> _Material supplied_
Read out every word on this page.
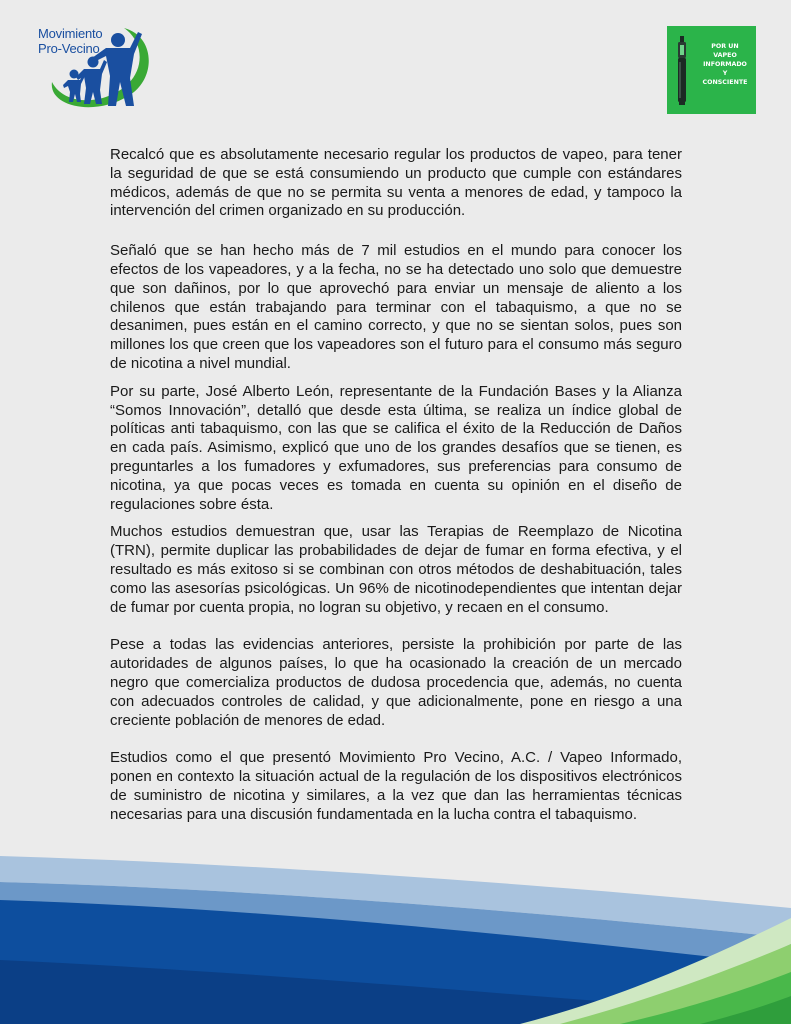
Movimiento
Pro-Vecino	POR UN
VAPEO
INFORMADO
Y
CONSCIENTE

Recalcó que es absolutamente necesario regular los productos de vapeo, para tener la seguridad de que se está consumiendo un producto que cumple con estándares médicos, además de que no se permita su venta a menores de edad, y tampoco la intervención del crimen organizado en su producción.

Señaló que se han hecho más de 7 mil estudios en el mundo para conocer los efectos de los vapeadores, y a la fecha, no se ha detectado uno solo que demuestre que son dañinos, por lo que aprovechó para enviar un mensaje de aliento a los chilenos que están trabajando para terminar con el tabaquismo, a que no se desanimen, pues están en el camino correcto, y que no se sientan solos, pues son millones los que creen que los vapeadores son el futuro para el consumo más seguro de nicotina a nivel mundial.

Por su parte, José Alberto León, representante de la Fundación Bases y la Alianza “Somos Innovación”, detalló que desde esta última, se realiza un índice global de políticas anti tabaquismo, con las que se califica el éxito de la Reducción de Daños en cada país. Asimismo, explicó que uno de los grandes desafíos que se tienen, es preguntarles a los fumadores y exfumadores, sus preferencias para consumo de nicotina, ya que pocas veces es tomada en cuenta su opinión en el diseño de regulaciones sobre ésta.

Muchos estudios demuestran que, usar las Terapias de Reemplazo de Nicotina (TRN), permite duplicar las probabilidades de dejar de fumar en forma efectiva, y el resultado es más exitoso si se combinan con otros métodos de deshabituación, tales como las asesorías psicológicas. Un 96% de nicotinodependientes que intentan dejar de fumar por cuenta propia, no logran su objetivo, y recaen en el consumo.

Pese a todas las evidencias anteriores, persiste la prohibición por parte de las autoridades de algunos países, lo que ha ocasionado la creación de un mercado negro que comercializa productos de dudosa procedencia que, además, no cuenta con adecuados controles de calidad, y que adicionalmente, pone en riesgo a una creciente población de menores de edad.

Estudios como el que presentó Movimiento Pro Vecino, A.C. / Vapeo Informado, ponen en contexto la situación actual de la regulación de los dispositivos electrónicos de suministro de nicotina y similares, a la vez que dan las herramientas técnicas necesarias para una discusión fundamentada en la lucha contra el tabaquismo.
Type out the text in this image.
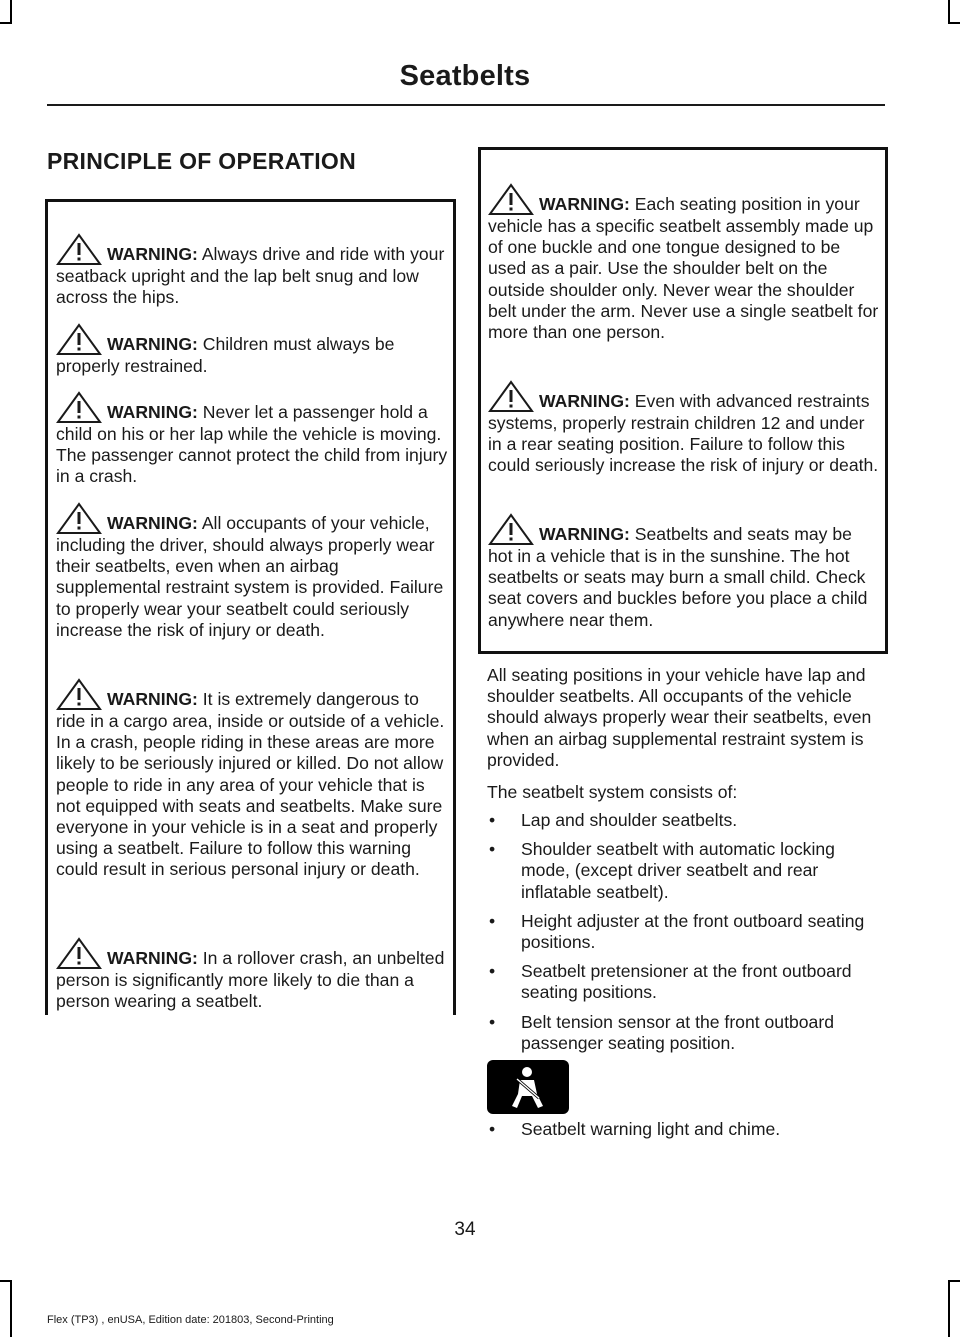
Seatbelts
PRINCIPLE OF OPERATION
WARNING: Always drive and ride with your seatback upright and the lap belt snug and low across the hips.
WARNING: Children must always be properly restrained.
WARNING: Never let a passenger hold a child on his or her lap while the vehicle is moving. The passenger cannot protect the child from injury in a crash.
WARNING: All occupants of your vehicle, including the driver, should always properly wear their seatbelts, even when an airbag supplemental restraint system is provided. Failure to properly wear your seatbelt could seriously increase the risk of injury or death.
WARNING: It is extremely dangerous to ride in a cargo area, inside or outside of a vehicle. In a crash, people riding in these areas are more likely to be seriously injured or killed. Do not allow people to ride in any area of your vehicle that is not equipped with seats and seatbelts. Make sure everyone in your vehicle is in a seat and properly using a seatbelt. Failure to follow this warning could result in serious personal injury or death.
WARNING: In a rollover crash, an unbelted person is significantly more likely to die than a person wearing a seatbelt.
WARNING: Each seating position in your vehicle has a specific seatbelt assembly made up of one buckle and one tongue designed to be used as a pair. Use the shoulder belt on the outside shoulder only. Never wear the shoulder belt under the arm. Never use a single seatbelt for more than one person.
WARNING: Even with advanced restraints systems, properly restrain children 12 and under in a rear seating position. Failure to follow this could seriously increase the risk of injury or death.
WARNING: Seatbelts and seats may be hot in a vehicle that is in the sunshine. The hot seatbelts or seats may burn a small child. Check seat covers and buckles before you place a child anywhere near them.
All seating positions in your vehicle have lap and shoulder seatbelts. All occupants of the vehicle should always properly wear their seatbelts, even when an airbag supplemental restraint system is provided.
The seatbelt system consists of:
• Lap and shoulder seatbelts.
• Shoulder seatbelt with automatic locking mode, (except driver seatbelt and rear inflatable seatbelt).
• Height adjuster at the front outboard seating positions.
• Seatbelt pretensioner at the front outboard seating positions.
• Belt tension sensor at the front outboard passenger seating position.
• Seatbelt warning light and chime.
34
Flex (TP3) , enUSA, Edition date: 201803, Second-Printing
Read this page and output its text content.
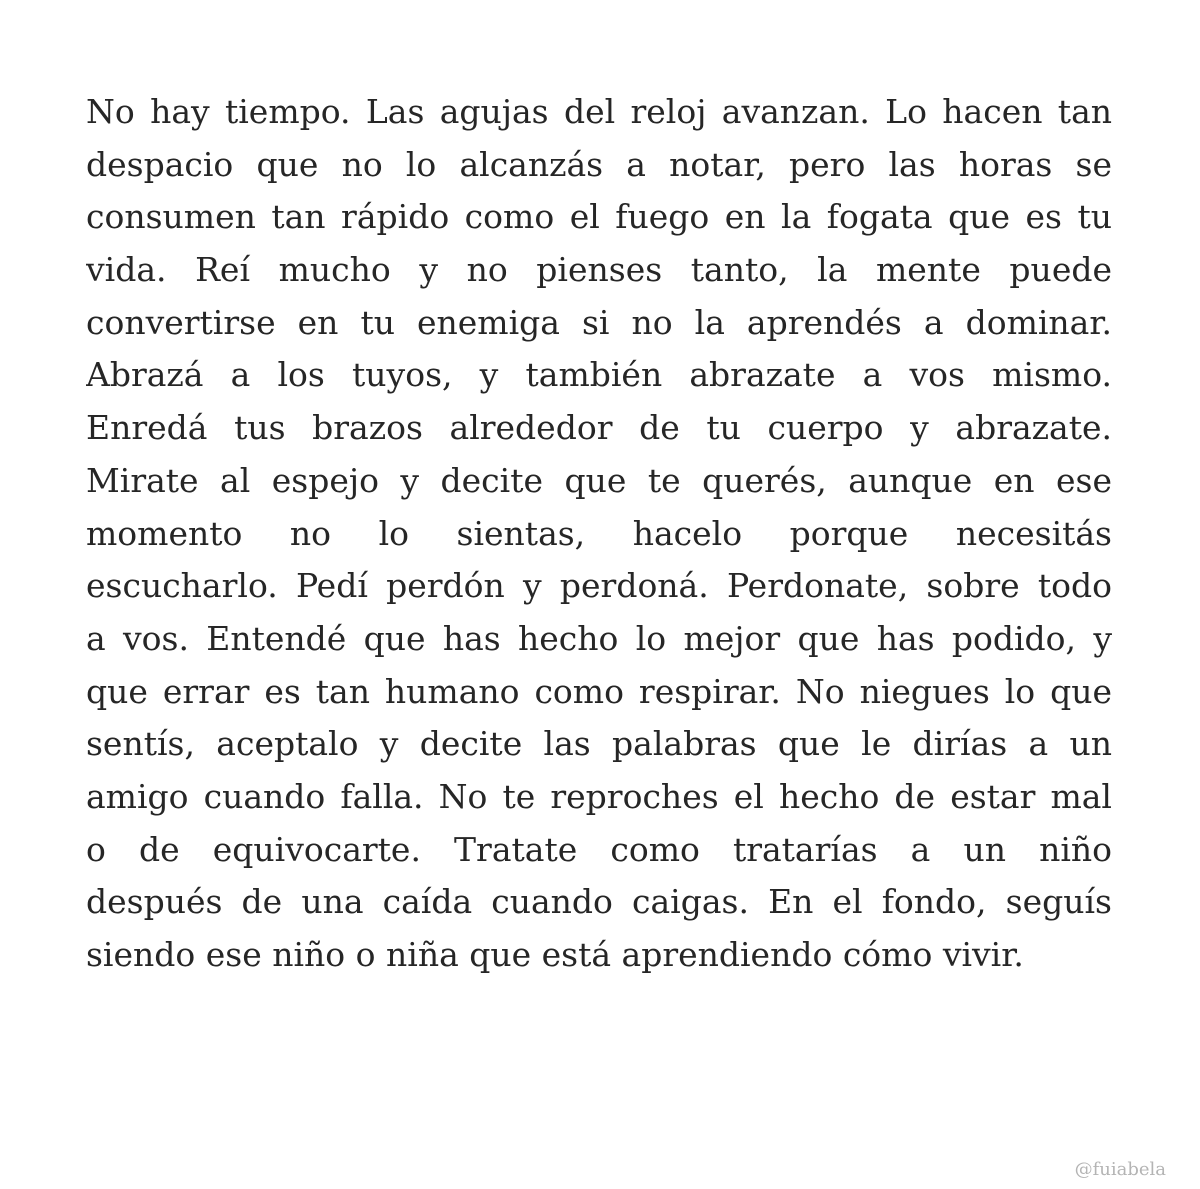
No hay tiempo. Las agujas del reloj avanzan. Lo hacen tan
despacio que no lo alcanzás a notar, pero las horas se
consumen tan rápido como el fuego en la fogata que es tu
vida. Reí mucho y no pienses tanto, la mente puede
convertirse en tu enemiga si no la aprendés a dominar.
Abrazá a los tuyos, y también abrazate a vos mismo.
Enredá tus brazos alrededor de tu cuerpo y abrazate.
Mirate al espejo y decite que te querés, aunque en ese
momento no lo sientas, hacelo porque necesitás
escucharlo. Pedí perdón y perdoná. Perdonate, sobre todo
a vos. Entendé que has hecho lo mejor que has podido, y
que errar es tan humano como respirar. No niegues lo que
sentís, aceptalo y decite las palabras que le dirías a un
amigo cuando falla. No te reproches el hecho de estar mal
o de equivocarte. Tratate como tratarías a un niño
después de una caída cuando caigas. En el fondo, seguís
siendo ese niño o niña que está aprendiendo cómo vivir.
@fuiabela
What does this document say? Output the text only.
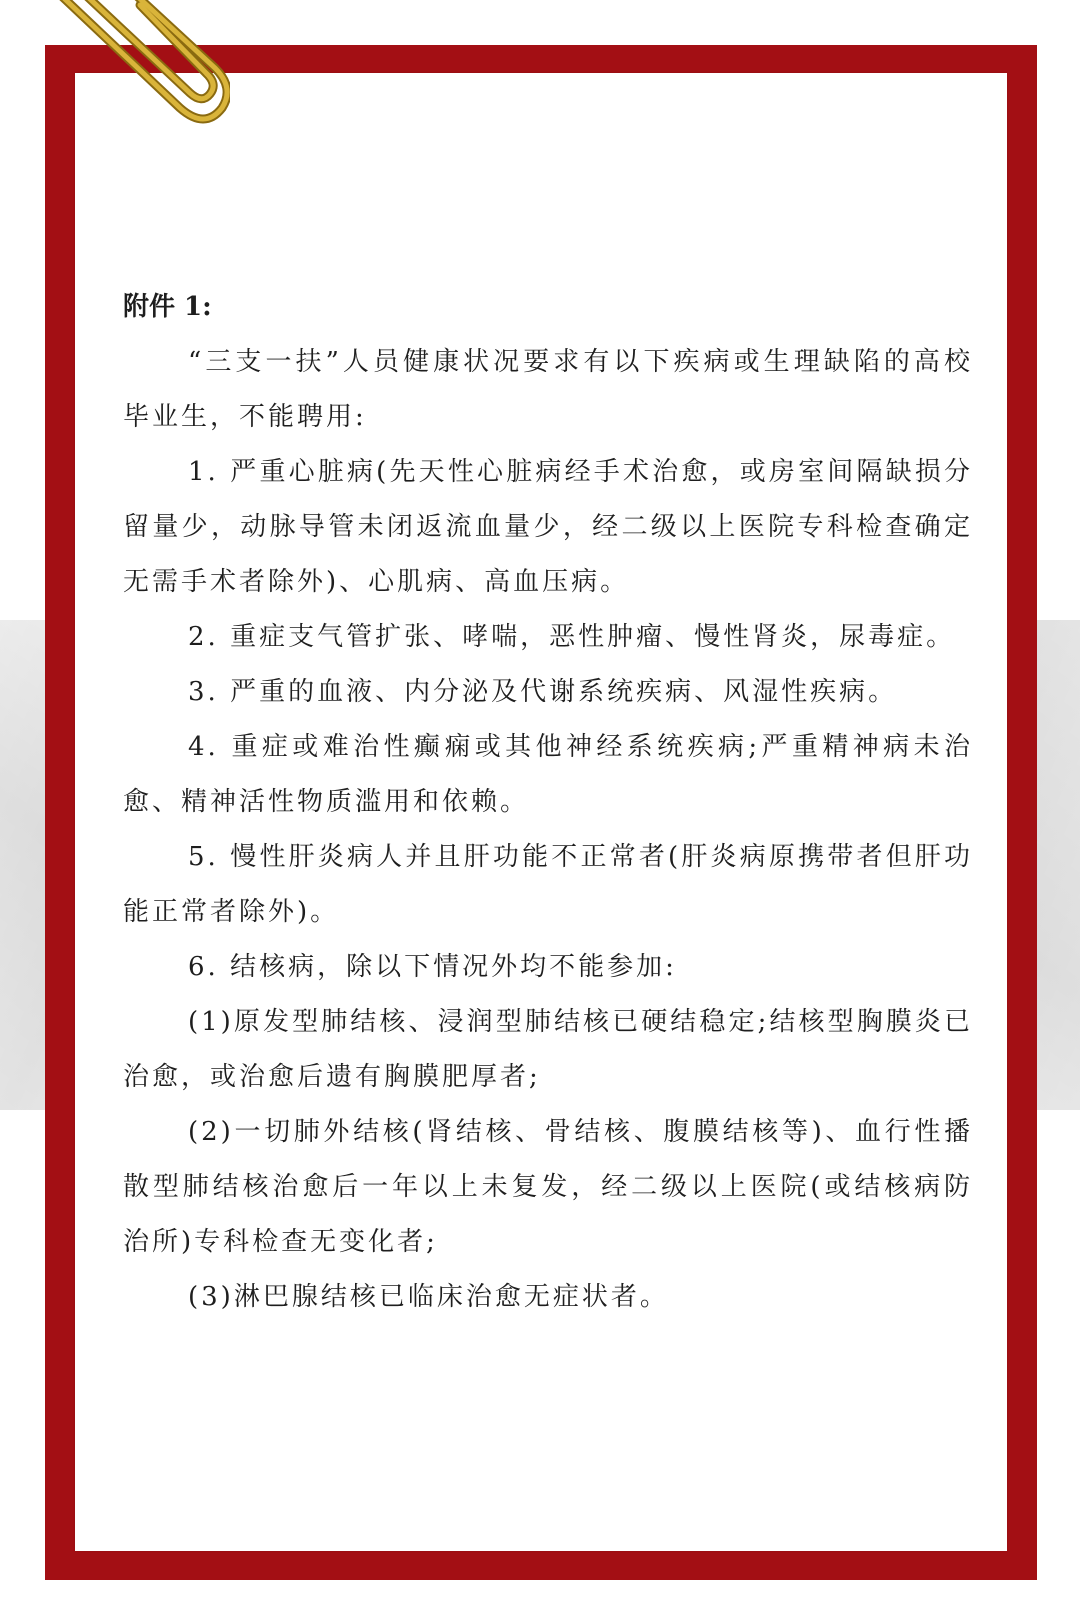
附件 1:

“三支一扶”人员健康状况要求有以下疾病或生理缺陷的高校毕业生，不能聘用:

1. 严重心脏病(先天性心脏病经手术治愈，或房室间隔缺损分留量少，动脉导管未闭返流血量少，经二级以上医院专科检查确定无需手术者除外)、心肌病、高血压病。

2. 重症支气管扩张、哮喘，恶性肿瘤、慢性肾炎，尿毒症。

3. 严重的血液、内分泌及代谢系统疾病、风湿性疾病。

4. 重症或难治性癫痫或其他神经系统疾病;严重精神病未治愈、精神活性物质滥用和依赖。

5. 慢性肝炎病人并且肝功能不正常者(肝炎病原携带者但肝功能正常者除外)。

6. 结核病，除以下情况外均不能参加:

(1)原发型肺结核、浸润型肺结核已硬结稳定;结核型胸膜炎已治愈，或治愈后遗有胸膜肥厚者;

(2)一切肺外结核(肾结核、骨结核、腹膜结核等)、血行性播散型肺结核治愈后一年以上未复发，经二级以上医院(或结核病防治所)专科检查无变化者;

(3)淋巴腺结核已临床治愈无症状者。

> _To do_
Copy each line of the data that contains the word "cuando".

> _Result for this exercise_
amigo cuando falla. No te reproches el hecho de estar mal
después de una caída cuando caigas. En el fondo, seguís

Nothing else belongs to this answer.